→ **Work to do**: From the entries that follow, gather each line holding the word "capitalize".

→ **Stored data**:
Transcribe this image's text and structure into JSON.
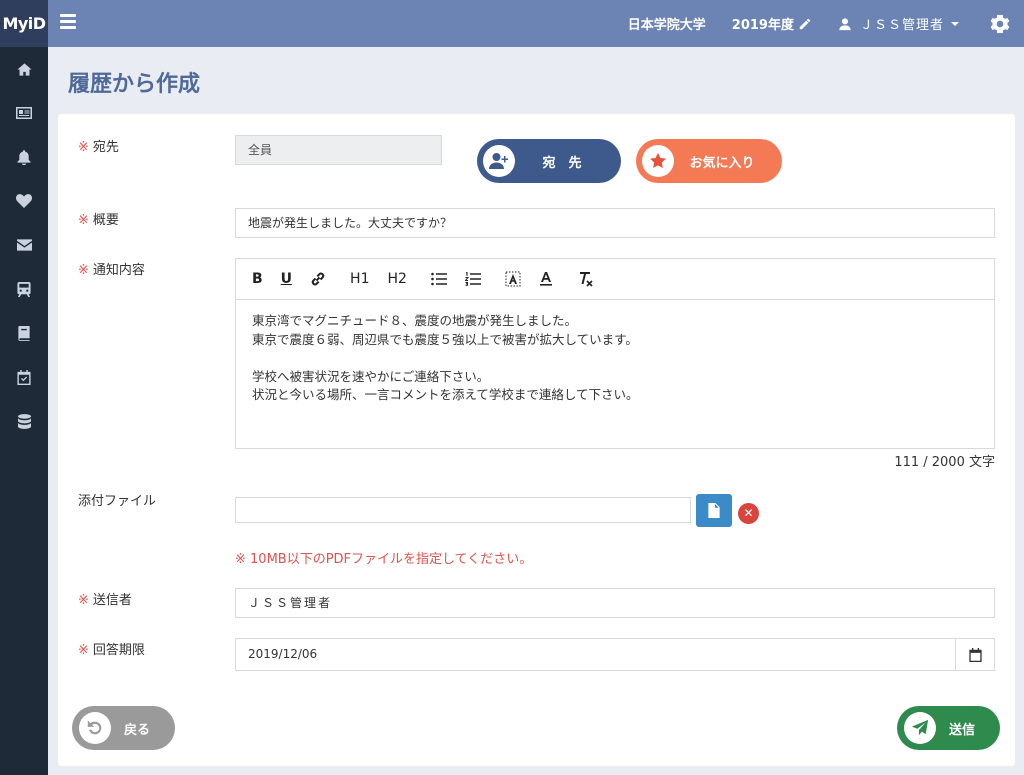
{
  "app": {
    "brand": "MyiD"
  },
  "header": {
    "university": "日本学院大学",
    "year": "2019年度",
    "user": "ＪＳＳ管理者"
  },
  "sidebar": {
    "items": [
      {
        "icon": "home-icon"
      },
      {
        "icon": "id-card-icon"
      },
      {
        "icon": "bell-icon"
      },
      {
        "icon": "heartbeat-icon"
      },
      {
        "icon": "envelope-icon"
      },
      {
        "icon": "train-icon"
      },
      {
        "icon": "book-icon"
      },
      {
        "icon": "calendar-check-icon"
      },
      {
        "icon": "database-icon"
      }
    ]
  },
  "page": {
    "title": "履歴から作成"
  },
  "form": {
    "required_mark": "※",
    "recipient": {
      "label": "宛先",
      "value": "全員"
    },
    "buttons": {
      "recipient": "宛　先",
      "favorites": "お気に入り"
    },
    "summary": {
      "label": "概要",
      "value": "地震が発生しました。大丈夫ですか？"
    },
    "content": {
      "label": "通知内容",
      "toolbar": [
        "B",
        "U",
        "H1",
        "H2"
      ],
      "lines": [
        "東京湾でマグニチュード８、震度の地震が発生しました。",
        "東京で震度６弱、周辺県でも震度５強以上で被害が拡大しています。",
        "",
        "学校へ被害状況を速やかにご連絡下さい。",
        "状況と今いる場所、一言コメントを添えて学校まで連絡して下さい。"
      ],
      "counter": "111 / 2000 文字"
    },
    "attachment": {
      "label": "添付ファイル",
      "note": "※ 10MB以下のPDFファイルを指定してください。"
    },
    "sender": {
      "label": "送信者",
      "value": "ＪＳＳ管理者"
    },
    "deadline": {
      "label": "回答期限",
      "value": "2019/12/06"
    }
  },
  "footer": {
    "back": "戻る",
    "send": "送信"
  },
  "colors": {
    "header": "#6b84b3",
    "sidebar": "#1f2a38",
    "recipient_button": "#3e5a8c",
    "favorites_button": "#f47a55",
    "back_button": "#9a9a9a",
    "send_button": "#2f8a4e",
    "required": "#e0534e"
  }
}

==

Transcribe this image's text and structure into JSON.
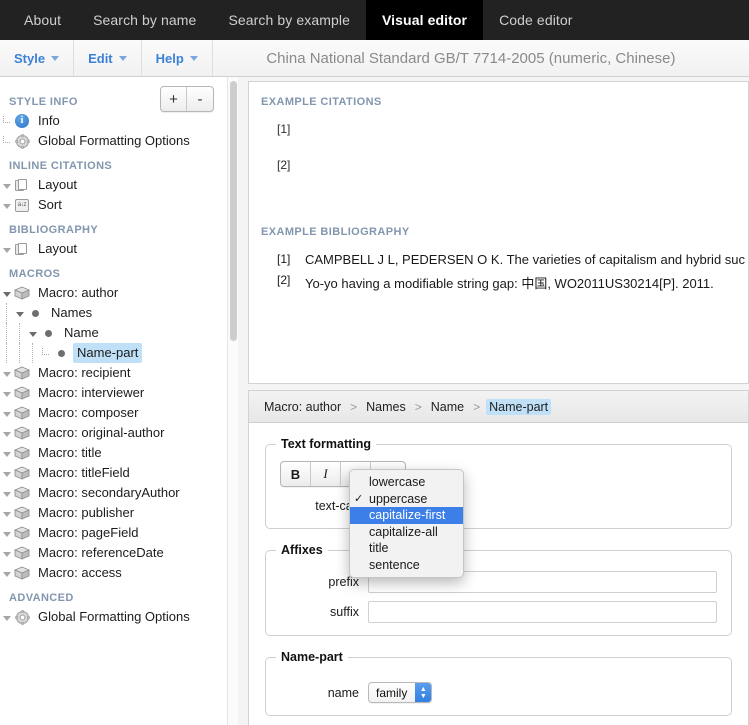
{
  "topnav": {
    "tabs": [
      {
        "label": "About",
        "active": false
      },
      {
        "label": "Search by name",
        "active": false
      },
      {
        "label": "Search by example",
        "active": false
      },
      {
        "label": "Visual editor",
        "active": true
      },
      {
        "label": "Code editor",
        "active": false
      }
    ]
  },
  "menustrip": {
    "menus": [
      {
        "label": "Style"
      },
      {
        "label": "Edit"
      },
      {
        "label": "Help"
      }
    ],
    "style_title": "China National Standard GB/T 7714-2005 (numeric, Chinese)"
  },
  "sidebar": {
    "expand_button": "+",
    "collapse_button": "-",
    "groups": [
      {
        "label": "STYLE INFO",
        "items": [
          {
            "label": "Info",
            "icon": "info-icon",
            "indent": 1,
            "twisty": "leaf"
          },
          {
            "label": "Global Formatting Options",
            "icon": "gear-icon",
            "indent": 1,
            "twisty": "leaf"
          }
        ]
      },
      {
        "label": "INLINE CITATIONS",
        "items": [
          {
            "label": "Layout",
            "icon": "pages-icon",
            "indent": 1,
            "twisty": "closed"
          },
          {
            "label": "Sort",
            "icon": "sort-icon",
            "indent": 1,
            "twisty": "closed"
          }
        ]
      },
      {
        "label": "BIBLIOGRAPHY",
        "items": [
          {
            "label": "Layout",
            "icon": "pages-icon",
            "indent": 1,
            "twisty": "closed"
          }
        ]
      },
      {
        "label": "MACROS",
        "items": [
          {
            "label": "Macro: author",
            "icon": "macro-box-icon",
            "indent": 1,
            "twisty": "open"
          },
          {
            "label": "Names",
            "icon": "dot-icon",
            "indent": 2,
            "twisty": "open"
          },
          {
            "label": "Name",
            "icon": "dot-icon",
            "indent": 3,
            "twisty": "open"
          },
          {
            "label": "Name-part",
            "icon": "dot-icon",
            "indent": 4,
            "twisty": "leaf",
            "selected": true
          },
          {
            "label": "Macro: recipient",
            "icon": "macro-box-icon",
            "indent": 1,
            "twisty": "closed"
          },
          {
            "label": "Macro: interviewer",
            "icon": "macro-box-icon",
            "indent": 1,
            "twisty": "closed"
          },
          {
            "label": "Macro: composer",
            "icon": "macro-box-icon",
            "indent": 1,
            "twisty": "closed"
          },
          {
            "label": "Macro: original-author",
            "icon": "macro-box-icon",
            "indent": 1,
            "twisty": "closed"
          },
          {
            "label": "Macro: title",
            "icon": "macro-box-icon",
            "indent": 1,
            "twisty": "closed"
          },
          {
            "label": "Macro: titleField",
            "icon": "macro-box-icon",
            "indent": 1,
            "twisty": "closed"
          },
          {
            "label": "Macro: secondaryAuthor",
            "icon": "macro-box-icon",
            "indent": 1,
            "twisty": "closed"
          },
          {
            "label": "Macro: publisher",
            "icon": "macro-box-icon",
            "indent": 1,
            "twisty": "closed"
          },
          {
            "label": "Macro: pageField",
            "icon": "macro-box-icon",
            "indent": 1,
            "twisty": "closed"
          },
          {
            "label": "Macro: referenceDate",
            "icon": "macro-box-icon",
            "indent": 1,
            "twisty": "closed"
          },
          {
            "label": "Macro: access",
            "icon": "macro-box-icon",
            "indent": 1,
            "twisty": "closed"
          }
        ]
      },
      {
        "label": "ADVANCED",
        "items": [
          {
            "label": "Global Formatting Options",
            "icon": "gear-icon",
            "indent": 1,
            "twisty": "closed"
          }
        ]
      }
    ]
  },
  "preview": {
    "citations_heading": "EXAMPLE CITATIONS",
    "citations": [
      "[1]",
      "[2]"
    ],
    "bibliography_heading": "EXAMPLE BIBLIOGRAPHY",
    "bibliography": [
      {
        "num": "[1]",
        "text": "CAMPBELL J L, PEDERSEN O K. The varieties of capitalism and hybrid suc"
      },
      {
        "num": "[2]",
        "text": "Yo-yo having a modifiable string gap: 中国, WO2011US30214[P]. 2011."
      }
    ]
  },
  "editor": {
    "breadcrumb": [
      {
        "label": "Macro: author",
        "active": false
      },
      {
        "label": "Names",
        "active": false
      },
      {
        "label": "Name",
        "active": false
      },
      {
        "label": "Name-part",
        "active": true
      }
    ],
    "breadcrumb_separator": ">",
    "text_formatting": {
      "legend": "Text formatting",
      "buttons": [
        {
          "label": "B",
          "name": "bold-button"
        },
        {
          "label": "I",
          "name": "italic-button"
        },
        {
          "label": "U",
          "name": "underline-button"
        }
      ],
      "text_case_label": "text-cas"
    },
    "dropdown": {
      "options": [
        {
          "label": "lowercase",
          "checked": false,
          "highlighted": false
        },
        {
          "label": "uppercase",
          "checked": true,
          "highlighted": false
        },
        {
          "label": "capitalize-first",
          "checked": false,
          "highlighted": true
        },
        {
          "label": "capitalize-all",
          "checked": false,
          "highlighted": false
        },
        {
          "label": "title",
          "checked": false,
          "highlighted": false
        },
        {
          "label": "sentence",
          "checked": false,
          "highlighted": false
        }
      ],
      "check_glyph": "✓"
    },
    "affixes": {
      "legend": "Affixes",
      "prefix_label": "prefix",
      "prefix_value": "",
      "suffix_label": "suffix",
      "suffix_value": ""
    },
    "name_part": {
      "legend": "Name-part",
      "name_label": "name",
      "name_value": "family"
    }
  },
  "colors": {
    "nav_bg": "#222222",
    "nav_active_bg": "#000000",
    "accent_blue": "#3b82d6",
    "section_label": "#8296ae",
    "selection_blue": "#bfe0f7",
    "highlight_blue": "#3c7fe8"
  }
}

→ **Task output**:
          "label": "capitalize-first",
          "label": "capitalize-all",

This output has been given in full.